(Stored data entries)
★ ★ ★ ★ ★ ★ ★
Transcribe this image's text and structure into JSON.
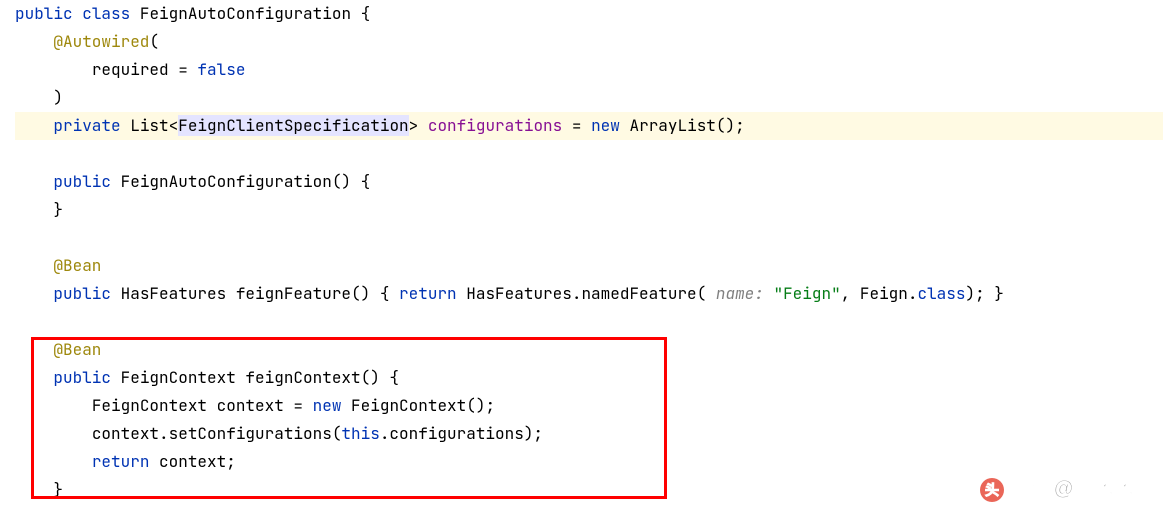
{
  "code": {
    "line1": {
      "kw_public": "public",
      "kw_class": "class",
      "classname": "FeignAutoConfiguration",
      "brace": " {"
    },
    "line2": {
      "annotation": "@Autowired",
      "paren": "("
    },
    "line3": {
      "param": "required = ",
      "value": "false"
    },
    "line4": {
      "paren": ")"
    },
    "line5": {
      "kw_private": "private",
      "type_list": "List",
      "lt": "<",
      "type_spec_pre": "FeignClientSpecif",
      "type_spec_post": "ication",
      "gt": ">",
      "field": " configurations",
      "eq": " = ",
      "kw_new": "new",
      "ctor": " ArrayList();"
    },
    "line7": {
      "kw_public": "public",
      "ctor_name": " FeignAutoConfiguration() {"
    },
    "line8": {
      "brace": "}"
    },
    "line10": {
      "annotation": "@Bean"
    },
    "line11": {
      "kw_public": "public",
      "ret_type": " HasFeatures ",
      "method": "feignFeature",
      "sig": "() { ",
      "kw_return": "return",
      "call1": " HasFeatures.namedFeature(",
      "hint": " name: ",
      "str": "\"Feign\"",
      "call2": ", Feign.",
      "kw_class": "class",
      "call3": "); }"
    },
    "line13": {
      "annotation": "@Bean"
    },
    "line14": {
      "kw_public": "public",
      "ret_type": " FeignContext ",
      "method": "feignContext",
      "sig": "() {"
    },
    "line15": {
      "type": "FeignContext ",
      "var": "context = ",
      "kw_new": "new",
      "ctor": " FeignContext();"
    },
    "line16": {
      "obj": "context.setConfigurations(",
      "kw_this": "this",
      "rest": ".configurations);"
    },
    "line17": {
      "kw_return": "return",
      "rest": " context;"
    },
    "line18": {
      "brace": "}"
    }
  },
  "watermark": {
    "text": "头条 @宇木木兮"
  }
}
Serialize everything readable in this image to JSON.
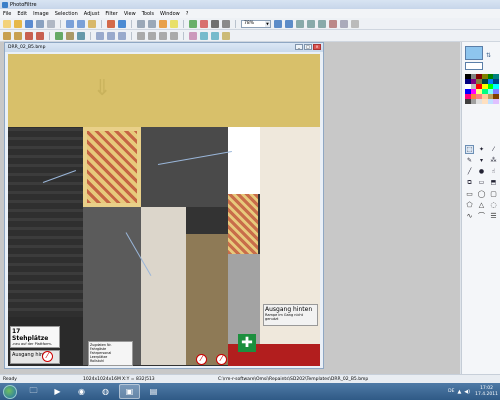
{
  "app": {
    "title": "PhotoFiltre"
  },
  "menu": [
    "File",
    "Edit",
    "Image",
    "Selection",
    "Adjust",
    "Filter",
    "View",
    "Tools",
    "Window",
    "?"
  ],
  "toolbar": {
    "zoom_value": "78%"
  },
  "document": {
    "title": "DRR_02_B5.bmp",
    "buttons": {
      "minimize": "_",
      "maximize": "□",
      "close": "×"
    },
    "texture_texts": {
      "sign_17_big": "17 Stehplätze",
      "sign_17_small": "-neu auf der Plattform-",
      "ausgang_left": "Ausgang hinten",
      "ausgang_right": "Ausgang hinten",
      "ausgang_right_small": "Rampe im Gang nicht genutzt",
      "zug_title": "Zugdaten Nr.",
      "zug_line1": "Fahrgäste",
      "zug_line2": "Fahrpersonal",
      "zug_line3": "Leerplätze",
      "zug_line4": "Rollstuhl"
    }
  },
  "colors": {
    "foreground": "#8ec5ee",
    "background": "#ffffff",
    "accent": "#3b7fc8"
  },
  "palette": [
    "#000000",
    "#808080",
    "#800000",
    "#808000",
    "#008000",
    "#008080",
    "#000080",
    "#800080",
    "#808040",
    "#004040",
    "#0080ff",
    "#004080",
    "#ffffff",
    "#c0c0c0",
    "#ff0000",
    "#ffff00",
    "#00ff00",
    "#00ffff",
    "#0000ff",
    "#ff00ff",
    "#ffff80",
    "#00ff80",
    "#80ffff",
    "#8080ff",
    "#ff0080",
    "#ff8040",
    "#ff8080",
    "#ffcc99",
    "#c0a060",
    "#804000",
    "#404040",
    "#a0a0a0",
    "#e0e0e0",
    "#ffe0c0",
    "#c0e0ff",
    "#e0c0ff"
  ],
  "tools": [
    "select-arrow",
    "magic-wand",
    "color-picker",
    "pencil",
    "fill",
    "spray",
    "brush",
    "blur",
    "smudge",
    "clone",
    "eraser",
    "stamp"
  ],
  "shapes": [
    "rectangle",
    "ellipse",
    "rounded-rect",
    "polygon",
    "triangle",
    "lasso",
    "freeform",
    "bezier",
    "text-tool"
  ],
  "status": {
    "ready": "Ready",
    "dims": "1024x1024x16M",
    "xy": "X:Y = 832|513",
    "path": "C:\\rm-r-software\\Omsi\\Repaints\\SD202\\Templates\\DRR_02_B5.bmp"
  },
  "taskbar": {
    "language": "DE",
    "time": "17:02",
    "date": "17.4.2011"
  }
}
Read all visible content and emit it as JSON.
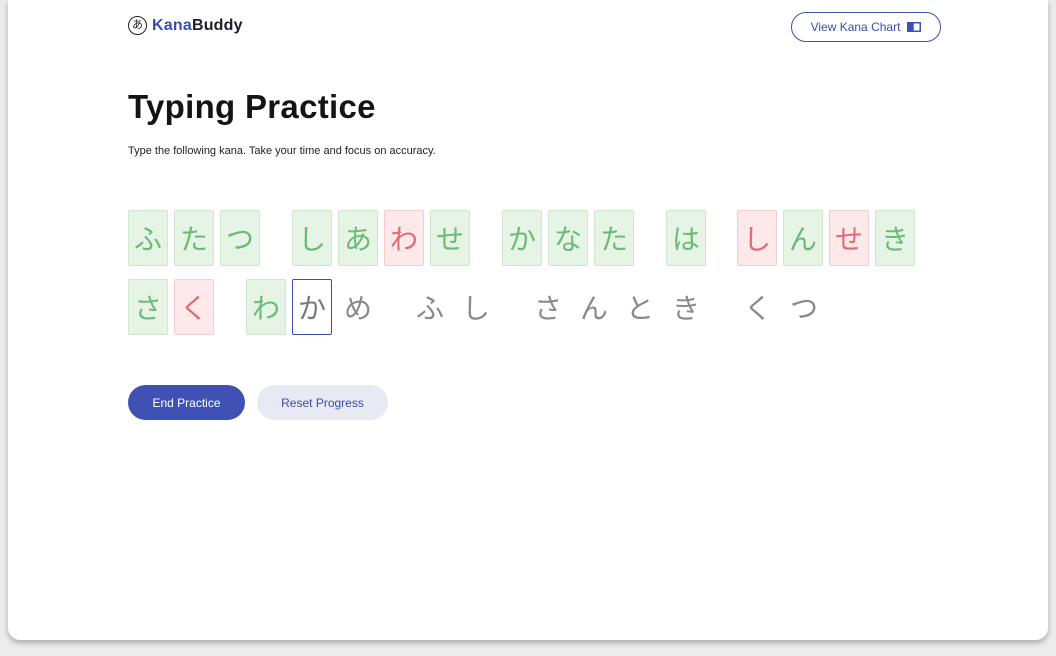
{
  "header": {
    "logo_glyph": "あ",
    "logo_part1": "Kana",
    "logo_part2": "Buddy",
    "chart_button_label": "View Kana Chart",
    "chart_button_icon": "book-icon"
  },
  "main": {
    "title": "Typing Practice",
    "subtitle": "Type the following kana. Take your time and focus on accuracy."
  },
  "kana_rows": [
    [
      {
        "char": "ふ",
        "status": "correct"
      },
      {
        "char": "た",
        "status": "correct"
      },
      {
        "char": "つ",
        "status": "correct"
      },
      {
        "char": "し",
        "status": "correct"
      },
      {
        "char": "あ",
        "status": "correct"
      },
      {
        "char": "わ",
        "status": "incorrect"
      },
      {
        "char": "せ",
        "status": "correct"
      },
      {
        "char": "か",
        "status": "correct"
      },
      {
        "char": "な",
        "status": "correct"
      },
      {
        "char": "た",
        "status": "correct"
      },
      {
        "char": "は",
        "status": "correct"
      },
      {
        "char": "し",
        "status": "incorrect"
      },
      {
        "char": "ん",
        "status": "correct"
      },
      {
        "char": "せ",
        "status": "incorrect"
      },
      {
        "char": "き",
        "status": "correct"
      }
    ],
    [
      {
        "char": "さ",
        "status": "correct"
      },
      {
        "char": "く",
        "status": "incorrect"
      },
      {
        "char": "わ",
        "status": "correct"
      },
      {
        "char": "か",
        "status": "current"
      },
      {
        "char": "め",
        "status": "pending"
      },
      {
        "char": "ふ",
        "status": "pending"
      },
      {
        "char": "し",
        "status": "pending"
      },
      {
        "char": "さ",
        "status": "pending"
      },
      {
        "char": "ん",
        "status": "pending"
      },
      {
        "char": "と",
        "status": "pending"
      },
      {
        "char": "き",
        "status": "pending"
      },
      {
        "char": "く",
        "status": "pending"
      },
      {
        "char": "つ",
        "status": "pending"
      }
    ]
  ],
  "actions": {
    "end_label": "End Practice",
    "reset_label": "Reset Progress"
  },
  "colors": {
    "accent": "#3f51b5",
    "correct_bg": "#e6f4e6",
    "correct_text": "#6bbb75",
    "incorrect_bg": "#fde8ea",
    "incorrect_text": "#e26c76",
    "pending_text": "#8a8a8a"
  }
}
★ ★ ★ ★ ★ ★ ★
_What the task requires_
Reproduce the records, all of them, word for word; omit the pictures.

_The result_
Transcribe this image's text and structure into JSON.
{
  "code": {
    "line1": {
      "kw_public": "public",
      "kw_class": "class",
      "classname": "FeignAutoConfiguration",
      "brace": " {"
    },
    "line2": {
      "annotation": "@Autowired",
      "paren": "("
    },
    "line3": {
      "param": "required = ",
      "value": "false"
    },
    "line4": {
      "paren": ")"
    },
    "line5": {
      "kw_private": "private",
      "type_list": "List",
      "lt": "<",
      "type_spec_pre": "FeignClientSpecif",
      "type_spec_post": "ication",
      "gt": ">",
      "field": " configurations",
      "eq": " = ",
      "kw_new": "new",
      "ctor": " ArrayList();"
    },
    "line7": {
      "kw_public": "public",
      "ctor_name": " FeignAutoConfiguration() {"
    },
    "line8": {
      "brace": "}"
    },
    "line10": {
      "annotation": "@Bean"
    },
    "line11": {
      "kw_public": "public",
      "ret_type": " HasFeatures ",
      "method": "feignFeature",
      "sig": "() { ",
      "kw_return": "return",
      "call1": " HasFeatures.namedFeature(",
      "hint": " name: ",
      "str": "\"Feign\"",
      "call2": ", Feign.",
      "kw_class": "class",
      "call3": "); }"
    },
    "line13": {
      "annotation": "@Bean"
    },
    "line14": {
      "kw_public": "public",
      "ret_type": " FeignContext ",
      "method": "feignContext",
      "sig": "() {"
    },
    "line15": {
      "type": "FeignContext ",
      "var": "context = ",
      "kw_new": "new",
      "ctor": " FeignContext();"
    },
    "line16": {
      "obj": "context.setConfigurations(",
      "kw_this": "this",
      "rest": ".configurations);"
    },
    "line17": {
      "kw_return": "return",
      "rest": " context;"
    },
    "line18": {
      "brace": "}"
    }
  },
  "watermark": {
    "text": "头条 @宇木木兮"
  }
}
Serialize everything readable in this image to JSON.
{
  "app": {
    "title": "PhotoFiltre"
  },
  "menu": [
    "File",
    "Edit",
    "Image",
    "Selection",
    "Adjust",
    "Filter",
    "View",
    "Tools",
    "Window",
    "?"
  ],
  "toolbar": {
    "zoom_value": "78%"
  },
  "document": {
    "title": "DRR_02_B5.bmp",
    "buttons": {
      "minimize": "_",
      "maximize": "□",
      "close": "×"
    },
    "texture_texts": {
      "sign_17_big": "17 Stehplätze",
      "sign_17_small": "-neu auf der Plattform-",
      "ausgang_left": "Ausgang hinten",
      "ausgang_right": "Ausgang hinten",
      "ausgang_right_small": "Rampe im Gang nicht genutzt",
      "zug_title": "Zugdaten Nr.",
      "zug_line1": "Fahrgäste",
      "zug_line2": "Fahrpersonal",
      "zug_line3": "Leerplätze",
      "zug_line4": "Rollstuhl"
    }
  },
  "colors": {
    "foreground": "#8ec5ee",
    "background": "#ffffff",
    "accent": "#3b7fc8"
  },
  "palette": [
    "#000000",
    "#808080",
    "#800000",
    "#808000",
    "#008000",
    "#008080",
    "#000080",
    "#800080",
    "#808040",
    "#004040",
    "#0080ff",
    "#004080",
    "#ffffff",
    "#c0c0c0",
    "#ff0000",
    "#ffff00",
    "#00ff00",
    "#00ffff",
    "#0000ff",
    "#ff00ff",
    "#ffff80",
    "#00ff80",
    "#80ffff",
    "#8080ff",
    "#ff0080",
    "#ff8040",
    "#ff8080",
    "#ffcc99",
    "#c0a060",
    "#804000",
    "#404040",
    "#a0a0a0",
    "#e0e0e0",
    "#ffe0c0",
    "#c0e0ff",
    "#e0c0ff"
  ],
  "tools": [
    "select-arrow",
    "magic-wand",
    "color-picker",
    "pencil",
    "fill",
    "spray",
    "brush",
    "blur",
    "smudge",
    "clone",
    "eraser",
    "stamp"
  ],
  "shapes": [
    "rectangle",
    "ellipse",
    "rounded-rect",
    "polygon",
    "triangle",
    "lasso",
    "freeform",
    "bezier",
    "text-tool"
  ],
  "status": {
    "ready": "Ready",
    "dims": "1024x1024x16M",
    "xy": "X:Y = 832|513",
    "path": "C:\\rm-r-software\\Omsi\\Repaints\\SD202\\Templates\\DRR_02_B5.bmp"
  },
  "taskbar": {
    "language": "DE",
    "time": "17:02",
    "date": "17.4.2011"
  }
}
Read all visible content and emit it as JSON.
{
  "header": {
    "logo_glyph": "あ",
    "logo_part1": "Kana",
    "logo_part2": "Buddy",
    "chart_button_label": "View Kana Chart",
    "chart_button_icon": "book-icon"
  },
  "main": {
    "title": "Typing Practice",
    "subtitle": "Type the following kana. Take your time and focus on accuracy."
  },
  "kana_rows": [
    [
      {
        "char": "ふ",
        "status": "correct"
      },
      {
        "char": "た",
        "status": "correct"
      },
      {
        "char": "つ",
        "status": "correct"
      },
      {
        "char": "し",
        "status": "correct"
      },
      {
        "char": "あ",
        "status": "correct"
      },
      {
        "char": "わ",
        "status": "incorrect"
      },
      {
        "char": "せ",
        "status": "correct"
      },
      {
        "char": "か",
        "status": "correct"
      },
      {
        "char": "な",
        "status": "correct"
      },
      {
        "char": "た",
        "status": "correct"
      },
      {
        "char": "は",
        "status": "correct"
      },
      {
        "char": "し",
        "status": "incorrect"
      },
      {
        "char": "ん",
        "status": "correct"
      },
      {
        "char": "せ",
        "status": "incorrect"
      },
      {
        "char": "き",
        "status": "correct"
      }
    ],
    [
      {
        "char": "さ",
        "status": "correct"
      },
      {
        "char": "く",
        "status": "incorrect"
      },
      {
        "char": "わ",
        "status": "correct"
      },
      {
        "char": "か",
        "status": "current"
      },
      {
        "char": "め",
        "status": "pending"
      },
      {
        "char": "ふ",
        "status": "pending"
      },
      {
        "char": "し",
        "status": "pending"
      },
      {
        "char": "さ",
        "status": "pending"
      },
      {
        "char": "ん",
        "status": "pending"
      },
      {
        "char": "と",
        "status": "pending"
      },
      {
        "char": "き",
        "status": "pending"
      },
      {
        "char": "く",
        "status": "pending"
      },
      {
        "char": "つ",
        "status": "pending"
      }
    ]
  ],
  "actions": {
    "end_label": "End Practice",
    "reset_label": "Reset Progress"
  },
  "colors": {
    "accent": "#3f51b5",
    "correct_bg": "#e6f4e6",
    "correct_text": "#6bbb75",
    "incorrect_bg": "#fde8ea",
    "incorrect_text": "#e26c76",
    "pending_text": "#8a8a8a"
  }
}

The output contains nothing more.